_WORK TO DO_
Nothing may be dropped or altered: reproduce all the data.

** begin **

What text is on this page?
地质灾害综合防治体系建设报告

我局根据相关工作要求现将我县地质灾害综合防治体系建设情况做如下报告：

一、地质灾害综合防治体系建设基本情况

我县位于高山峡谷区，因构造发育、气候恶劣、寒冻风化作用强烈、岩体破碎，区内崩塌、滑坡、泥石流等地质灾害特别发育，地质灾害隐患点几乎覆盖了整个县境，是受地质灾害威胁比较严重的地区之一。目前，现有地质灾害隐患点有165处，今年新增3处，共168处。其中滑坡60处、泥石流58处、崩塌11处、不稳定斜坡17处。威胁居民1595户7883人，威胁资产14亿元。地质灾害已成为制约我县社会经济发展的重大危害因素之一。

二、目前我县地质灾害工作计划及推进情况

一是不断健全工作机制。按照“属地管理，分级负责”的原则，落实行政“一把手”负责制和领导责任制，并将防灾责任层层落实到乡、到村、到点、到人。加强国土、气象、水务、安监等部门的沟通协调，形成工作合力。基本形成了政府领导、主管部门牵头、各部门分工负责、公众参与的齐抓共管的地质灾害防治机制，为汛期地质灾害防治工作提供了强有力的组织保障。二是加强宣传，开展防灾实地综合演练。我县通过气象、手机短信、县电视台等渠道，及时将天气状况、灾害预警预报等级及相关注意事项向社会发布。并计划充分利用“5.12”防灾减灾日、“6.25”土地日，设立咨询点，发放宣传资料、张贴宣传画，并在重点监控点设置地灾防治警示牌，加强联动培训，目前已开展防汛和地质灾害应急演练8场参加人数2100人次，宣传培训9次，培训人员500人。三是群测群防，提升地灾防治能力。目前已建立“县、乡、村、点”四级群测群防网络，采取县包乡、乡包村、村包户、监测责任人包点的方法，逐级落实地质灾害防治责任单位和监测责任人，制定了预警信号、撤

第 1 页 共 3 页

** end **

_SOLUTION TO THIS EXERCISE_
What text is on this page?
地质灾害综合防治体系建设报告

我局根据相关工作要求现将我县地质灾害综合防治体系建设情况做如下报告：

一、地质灾害综合防治体系建设基本情况

我县位于高山峡谷区，因构造发育、气候恶劣、寒冻风化作用强烈、岩体破碎，区内崩塌、滑坡、泥石流等地质灾害特别发育，地质灾害隐患点几乎覆盖了整个县境，是受地质灾害威胁比较严重的地区之一。目前，现有地质灾害隐患点有165处，今年新增3处，共168处。其中滑坡60处、泥石流58处、崩塌11处、不稳定斜坡17处。威胁居民1595户7883人，威胁资产14亿元。地质灾害已成为制约我县社会经济发展的重大危害因素之一。

二、目前我县地质灾害工作计划及推进情况

一是不断健全工作机制。按照“属地管理，分级负责”的原则，落实行政“一把手”负责制和领导责任制，并将防灾责任层层落实到乡、到村、到点、到人。加强国土、气象、水务、安监等部门的沟通协调，形成工作合力。基本形成了政府领导、主管部门牵头、各部门分工负责、公众参与的齐抓共管的地质灾害防治机制，为汛期地质灾害防治工作提供了强有力的组织保障。二是加强宣传，开展防灾实地综合演练。我县通过气象、手机短信、县电视台等渠道，及时将天气状况、灾害预警预报等级及相关注意事项向社会发布。并计划充分利用“5.12”防灾减灾日、“6.25”土地日，设立咨询点，发放宣传资料、张贴宣传画，并在重点监控点设置地灾防治警示牌，加强联动培训，目前已开展防汛和地质灾害应急演练8场参加人数2100人次，宣传培训9次，培训人员500人。三是群测群防，提升地灾防治能力。目前已建立“县、乡、村、点”四级群测群防网络，采取县包乡、乡包村、村包户、监测责任人包点的方法，逐级落实地质灾害防治责任单位和监测责任人，制定了预警信号、撤

第 1 页 共 3 页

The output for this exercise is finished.